(Raw records)
________________
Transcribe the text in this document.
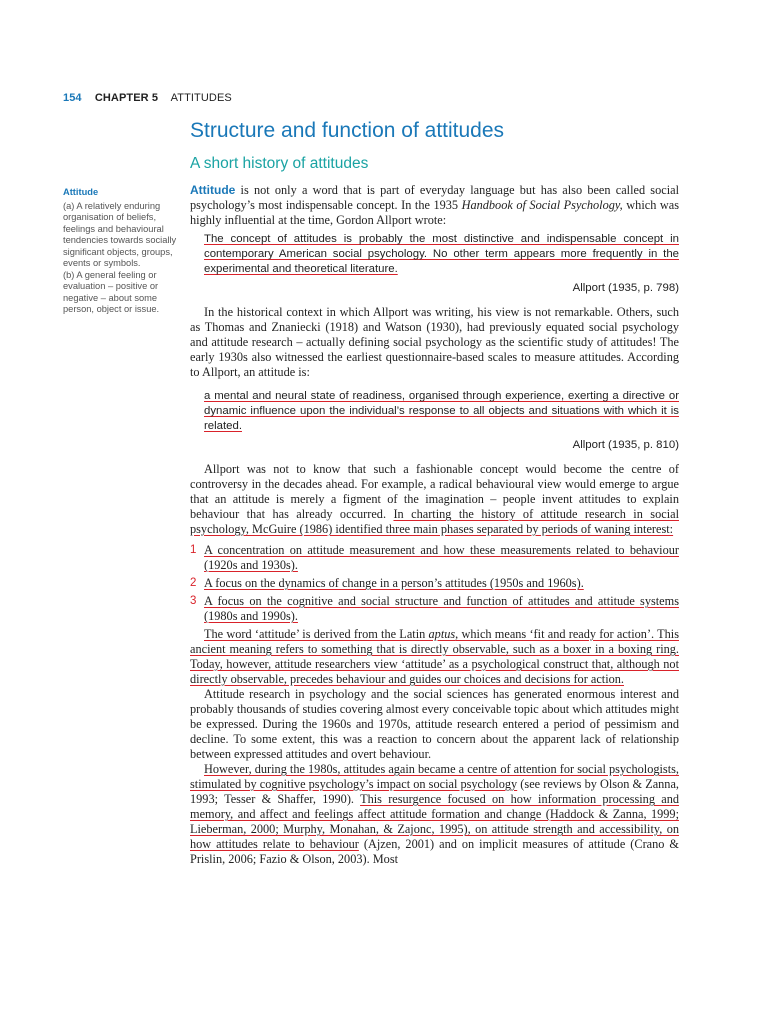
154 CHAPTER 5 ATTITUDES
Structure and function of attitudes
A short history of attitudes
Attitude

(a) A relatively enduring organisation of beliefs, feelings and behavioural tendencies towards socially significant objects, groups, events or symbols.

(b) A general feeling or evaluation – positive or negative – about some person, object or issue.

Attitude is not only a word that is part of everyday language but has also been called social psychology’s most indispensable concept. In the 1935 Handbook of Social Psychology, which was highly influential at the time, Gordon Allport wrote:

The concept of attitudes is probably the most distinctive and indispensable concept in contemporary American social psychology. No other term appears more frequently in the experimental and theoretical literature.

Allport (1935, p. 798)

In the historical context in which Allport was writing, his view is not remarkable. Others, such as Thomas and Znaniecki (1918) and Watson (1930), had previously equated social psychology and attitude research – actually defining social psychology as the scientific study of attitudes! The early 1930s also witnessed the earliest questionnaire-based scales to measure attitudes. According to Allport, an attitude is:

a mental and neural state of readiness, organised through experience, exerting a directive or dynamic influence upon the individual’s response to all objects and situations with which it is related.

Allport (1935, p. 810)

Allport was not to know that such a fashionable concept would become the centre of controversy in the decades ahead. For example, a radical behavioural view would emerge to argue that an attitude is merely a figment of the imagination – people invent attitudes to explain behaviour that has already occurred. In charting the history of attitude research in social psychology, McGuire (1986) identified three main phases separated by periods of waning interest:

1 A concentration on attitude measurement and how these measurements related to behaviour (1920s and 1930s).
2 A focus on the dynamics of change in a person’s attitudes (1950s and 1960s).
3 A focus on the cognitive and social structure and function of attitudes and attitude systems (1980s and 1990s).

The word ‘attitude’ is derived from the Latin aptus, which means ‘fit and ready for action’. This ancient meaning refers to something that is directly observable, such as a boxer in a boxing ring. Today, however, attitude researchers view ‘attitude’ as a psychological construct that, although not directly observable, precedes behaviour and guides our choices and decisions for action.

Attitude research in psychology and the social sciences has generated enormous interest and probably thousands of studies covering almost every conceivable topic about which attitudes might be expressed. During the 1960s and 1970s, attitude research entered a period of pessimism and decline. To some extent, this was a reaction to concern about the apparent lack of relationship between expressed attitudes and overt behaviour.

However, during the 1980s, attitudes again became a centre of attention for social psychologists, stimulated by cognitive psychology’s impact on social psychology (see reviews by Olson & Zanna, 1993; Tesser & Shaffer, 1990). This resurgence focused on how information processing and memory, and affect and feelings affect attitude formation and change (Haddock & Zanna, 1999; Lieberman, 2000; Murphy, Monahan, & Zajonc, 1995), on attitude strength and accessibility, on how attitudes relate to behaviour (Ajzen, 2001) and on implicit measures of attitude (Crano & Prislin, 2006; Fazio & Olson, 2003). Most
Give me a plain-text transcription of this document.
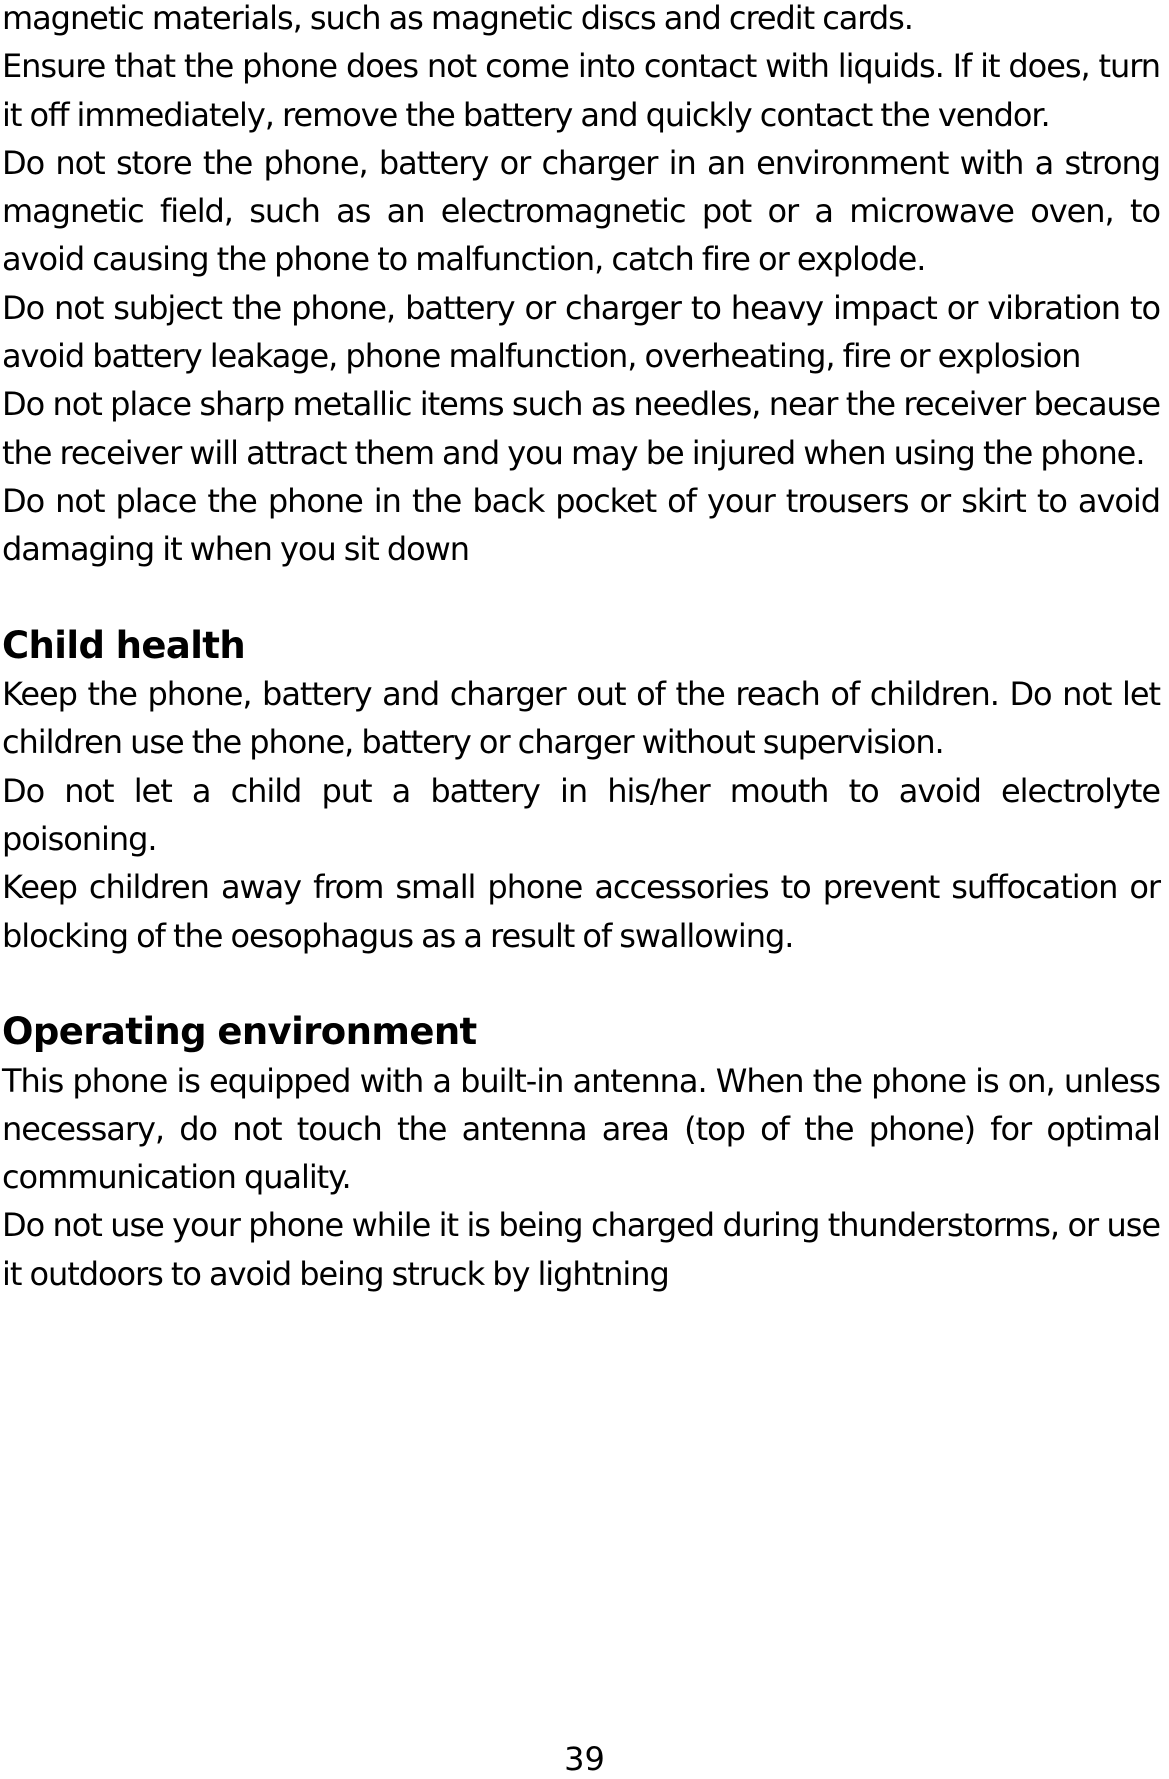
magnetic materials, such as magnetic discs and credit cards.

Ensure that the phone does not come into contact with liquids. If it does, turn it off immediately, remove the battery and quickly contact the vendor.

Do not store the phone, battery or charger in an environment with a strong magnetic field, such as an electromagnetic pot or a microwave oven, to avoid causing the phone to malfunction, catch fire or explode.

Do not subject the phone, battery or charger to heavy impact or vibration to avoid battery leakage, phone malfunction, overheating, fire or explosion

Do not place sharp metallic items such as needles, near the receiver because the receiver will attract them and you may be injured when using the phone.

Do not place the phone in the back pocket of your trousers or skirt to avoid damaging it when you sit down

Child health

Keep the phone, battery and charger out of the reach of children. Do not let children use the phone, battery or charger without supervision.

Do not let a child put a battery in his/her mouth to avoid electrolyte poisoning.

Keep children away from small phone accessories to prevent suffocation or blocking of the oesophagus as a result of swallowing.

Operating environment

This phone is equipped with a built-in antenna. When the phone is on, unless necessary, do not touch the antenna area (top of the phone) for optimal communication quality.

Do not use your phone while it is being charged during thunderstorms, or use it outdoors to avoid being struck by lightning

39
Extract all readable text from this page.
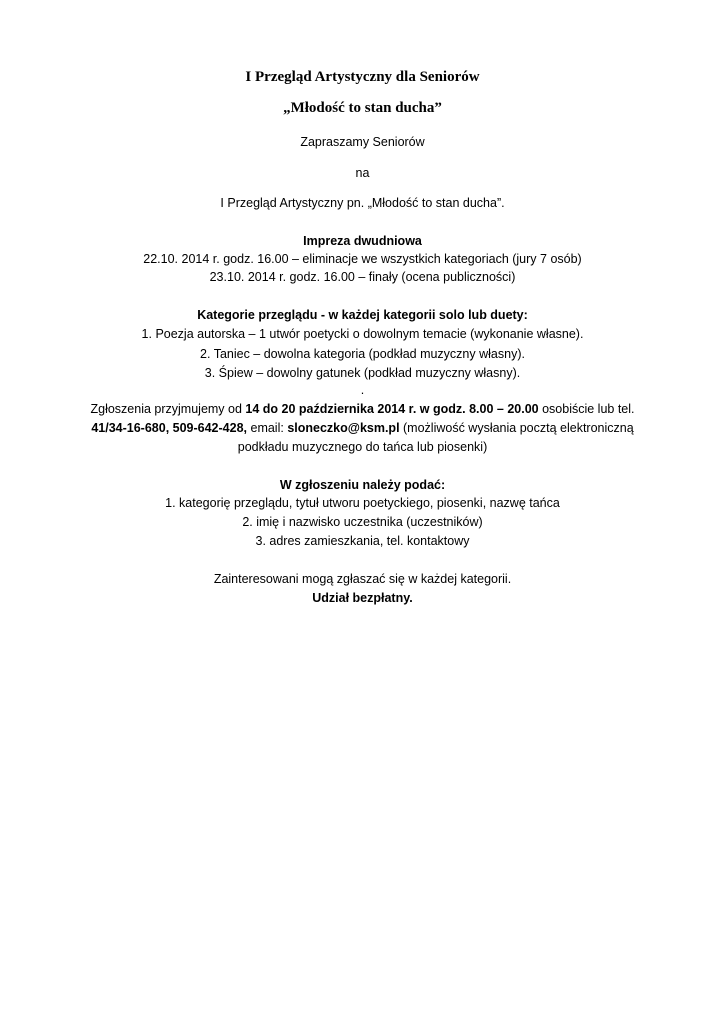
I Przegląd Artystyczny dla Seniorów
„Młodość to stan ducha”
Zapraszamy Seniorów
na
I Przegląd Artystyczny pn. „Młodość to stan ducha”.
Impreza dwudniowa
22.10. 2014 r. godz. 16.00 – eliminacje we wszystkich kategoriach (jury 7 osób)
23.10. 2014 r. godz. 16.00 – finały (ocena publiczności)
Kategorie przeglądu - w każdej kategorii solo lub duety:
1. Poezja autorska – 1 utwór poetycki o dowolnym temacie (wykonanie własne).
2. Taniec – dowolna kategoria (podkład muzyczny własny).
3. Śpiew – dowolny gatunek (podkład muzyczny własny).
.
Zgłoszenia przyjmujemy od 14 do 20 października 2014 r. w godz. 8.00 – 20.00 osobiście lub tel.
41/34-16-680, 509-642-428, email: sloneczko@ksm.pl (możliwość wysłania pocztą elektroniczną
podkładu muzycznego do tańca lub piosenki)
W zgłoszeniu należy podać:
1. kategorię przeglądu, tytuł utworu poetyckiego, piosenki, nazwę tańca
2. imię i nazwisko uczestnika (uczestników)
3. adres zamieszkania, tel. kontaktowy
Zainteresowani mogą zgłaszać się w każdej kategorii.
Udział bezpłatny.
________________
__Directive__
Read the data above. Pull out each line in which the string "indispensable" appears.

__Result below__
Attitude is not only a word that is part of everyday language but has also been called social psychology’s most indispensable concept. In the 1935 Handbook of Social Psychology, which was highly influential at the time, Gordon Allport wrote:
The concept of attitudes is probably the most distinctive and indispensable concept in contemporary American social psychology. No other term appears more frequently in the experimental and theoretical literature.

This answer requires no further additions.